## Given entries
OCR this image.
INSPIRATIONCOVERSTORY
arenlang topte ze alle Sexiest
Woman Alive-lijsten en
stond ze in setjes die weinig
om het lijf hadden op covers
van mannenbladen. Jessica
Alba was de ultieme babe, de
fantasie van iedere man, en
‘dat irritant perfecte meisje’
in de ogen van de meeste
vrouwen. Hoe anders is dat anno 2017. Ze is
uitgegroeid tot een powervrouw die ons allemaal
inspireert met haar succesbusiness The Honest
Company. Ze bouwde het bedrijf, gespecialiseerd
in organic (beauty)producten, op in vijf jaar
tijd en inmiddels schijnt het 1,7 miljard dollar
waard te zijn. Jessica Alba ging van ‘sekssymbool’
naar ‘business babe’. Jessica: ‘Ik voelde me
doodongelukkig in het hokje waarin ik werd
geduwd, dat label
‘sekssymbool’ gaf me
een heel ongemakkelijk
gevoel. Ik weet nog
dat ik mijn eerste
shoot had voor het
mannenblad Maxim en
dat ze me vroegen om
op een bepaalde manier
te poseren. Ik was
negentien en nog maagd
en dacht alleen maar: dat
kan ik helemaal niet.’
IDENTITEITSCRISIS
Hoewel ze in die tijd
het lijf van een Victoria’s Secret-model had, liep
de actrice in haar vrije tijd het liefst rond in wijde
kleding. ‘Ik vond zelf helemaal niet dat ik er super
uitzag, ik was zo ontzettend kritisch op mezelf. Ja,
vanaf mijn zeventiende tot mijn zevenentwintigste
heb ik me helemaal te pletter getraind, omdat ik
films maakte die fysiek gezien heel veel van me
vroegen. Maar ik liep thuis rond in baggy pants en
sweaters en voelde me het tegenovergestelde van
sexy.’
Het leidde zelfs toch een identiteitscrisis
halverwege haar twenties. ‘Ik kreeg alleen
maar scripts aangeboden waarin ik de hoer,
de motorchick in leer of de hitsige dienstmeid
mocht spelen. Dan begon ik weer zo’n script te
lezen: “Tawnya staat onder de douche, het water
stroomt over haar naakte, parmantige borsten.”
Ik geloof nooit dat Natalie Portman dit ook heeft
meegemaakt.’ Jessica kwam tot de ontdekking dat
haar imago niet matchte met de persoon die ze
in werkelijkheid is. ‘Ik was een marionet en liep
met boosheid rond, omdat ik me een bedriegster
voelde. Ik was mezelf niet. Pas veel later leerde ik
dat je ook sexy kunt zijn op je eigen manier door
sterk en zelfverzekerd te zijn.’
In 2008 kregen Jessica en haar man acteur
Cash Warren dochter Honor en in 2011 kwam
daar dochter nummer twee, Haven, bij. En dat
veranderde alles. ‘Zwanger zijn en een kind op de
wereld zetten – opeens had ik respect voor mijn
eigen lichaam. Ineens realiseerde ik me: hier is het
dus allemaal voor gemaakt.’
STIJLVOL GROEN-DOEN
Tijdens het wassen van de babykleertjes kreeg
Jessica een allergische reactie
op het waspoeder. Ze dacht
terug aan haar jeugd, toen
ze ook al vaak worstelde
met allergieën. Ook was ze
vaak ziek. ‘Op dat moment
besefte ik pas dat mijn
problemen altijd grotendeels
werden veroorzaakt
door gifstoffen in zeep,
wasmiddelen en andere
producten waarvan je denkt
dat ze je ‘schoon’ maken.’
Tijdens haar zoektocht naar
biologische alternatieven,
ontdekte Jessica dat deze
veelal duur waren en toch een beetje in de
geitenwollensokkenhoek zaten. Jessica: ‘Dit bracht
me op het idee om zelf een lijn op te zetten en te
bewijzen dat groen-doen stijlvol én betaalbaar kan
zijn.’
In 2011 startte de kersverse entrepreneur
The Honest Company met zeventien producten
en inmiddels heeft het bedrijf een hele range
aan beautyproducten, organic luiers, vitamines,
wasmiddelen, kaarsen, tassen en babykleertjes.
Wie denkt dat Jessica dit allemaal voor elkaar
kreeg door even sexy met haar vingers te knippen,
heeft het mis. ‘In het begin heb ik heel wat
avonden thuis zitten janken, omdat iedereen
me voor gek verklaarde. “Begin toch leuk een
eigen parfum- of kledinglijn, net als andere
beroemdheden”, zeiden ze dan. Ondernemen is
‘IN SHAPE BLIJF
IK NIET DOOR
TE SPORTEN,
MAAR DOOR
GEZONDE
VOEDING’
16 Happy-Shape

## Problem description
Quote the entire listing above exactly.

## Solution for this exercise
OCR this image.
INSPIRATIONCOVERSTORY
arenlang topte ze alle Sexiest
Woman Alive-lijsten en
stond ze in setjes die weinig
om het lijf hadden op covers
van mannenbladen. Jessica
Alba was de ultieme babe, de
fantasie van iedere man, en
‘dat irritant perfecte meisje’
in de ogen van de meeste
vrouwen. Hoe anders is dat anno 2017. Ze is
uitgegroeid tot een powervrouw die ons allemaal
inspireert met haar succesbusiness The Honest
Company. Ze bouwde het bedrijf, gespecialiseerd
in organic (beauty)producten, op in vijf jaar
tijd en inmiddels schijnt het 1,7 miljard dollar
waard te zijn. Jessica Alba ging van ‘sekssymbool’
naar ‘business babe’. Jessica: ‘Ik voelde me
doodongelukkig in het hokje waarin ik werd
geduwd, dat label
‘sekssymbool’ gaf me
een heel ongemakkelijk
gevoel. Ik weet nog
dat ik mijn eerste
shoot had voor het
mannenblad Maxim en
dat ze me vroegen om
op een bepaalde manier
te poseren. Ik was
negentien en nog maagd
en dacht alleen maar: dat
kan ik helemaal niet.’
IDENTITEITSCRISIS
Hoewel ze in die tijd
het lijf van een Victoria’s Secret-model had, liep
de actrice in haar vrije tijd het liefst rond in wijde
kleding. ‘Ik vond zelf helemaal niet dat ik er super
uitzag, ik was zo ontzettend kritisch op mezelf. Ja,
vanaf mijn zeventiende tot mijn zevenentwintigste
heb ik me helemaal te pletter getraind, omdat ik
films maakte die fysiek gezien heel veel van me
vroegen. Maar ik liep thuis rond in baggy pants en
sweaters en voelde me het tegenovergestelde van
sexy.’
Het leidde zelfs toch een identiteitscrisis
halverwege haar twenties. ‘Ik kreeg alleen
maar scripts aangeboden waarin ik de hoer,
de motorchick in leer of de hitsige dienstmeid
mocht spelen. Dan begon ik weer zo’n script te
lezen: “Tawnya staat onder de douche, het water
stroomt over haar naakte, parmantige borsten.”
Ik geloof nooit dat Natalie Portman dit ook heeft
meegemaakt.’ Jessica kwam tot de ontdekking dat
haar imago niet matchte met de persoon die ze
in werkelijkheid is. ‘Ik was een marionet en liep
met boosheid rond, omdat ik me een bedriegster
voelde. Ik was mezelf niet. Pas veel later leerde ik
dat je ook sexy kunt zijn op je eigen manier door
sterk en zelfverzekerd te zijn.’
In 2008 kregen Jessica en haar man acteur
Cash Warren dochter Honor en in 2011 kwam
daar dochter nummer twee, Haven, bij. En dat
veranderde alles. ‘Zwanger zijn en een kind op de
wereld zetten – opeens had ik respect voor mijn
eigen lichaam. Ineens realiseerde ik me: hier is het
dus allemaal voor gemaakt.’
STIJLVOL GROEN-DOEN
Tijdens het wassen van de babykleertjes kreeg
Jessica een allergische reactie
op het waspoeder. Ze dacht
terug aan haar jeugd, toen
ze ook al vaak worstelde
met allergieën. Ook was ze
vaak ziek. ‘Op dat moment
besefte ik pas dat mijn
problemen altijd grotendeels
werden veroorzaakt
door gifstoffen in zeep,
wasmiddelen en andere
producten waarvan je denkt
dat ze je ‘schoon’ maken.’
Tijdens haar zoektocht naar
biologische alternatieven,
ontdekte Jessica dat deze
veelal duur waren en toch een beetje in de
geitenwollensokkenhoek zaten. Jessica: ‘Dit bracht
me op het idee om zelf een lijn op te zetten en te
bewijzen dat groen-doen stijlvol én betaalbaar kan
zijn.’
In 2011 startte de kersverse entrepreneur
The Honest Company met zeventien producten
en inmiddels heeft het bedrijf een hele range
aan beautyproducten, organic luiers, vitamines,
wasmiddelen, kaarsen, tassen en babykleertjes.
Wie denkt dat Jessica dit allemaal voor elkaar
kreeg door even sexy met haar vingers te knippen,
heeft het mis. ‘In het begin heb ik heel wat
avonden thuis zitten janken, omdat iedereen
me voor gek verklaarde. “Begin toch leuk een
eigen parfum- of kledinglijn, net als andere
beroemdheden”, zeiden ze dan. Ondernemen is
‘IN SHAPE BLIJF
IK NIET DOOR
TE SPORTEN,
MAAR DOOR
GEZONDE
VOEDING’
16 Happy-Shape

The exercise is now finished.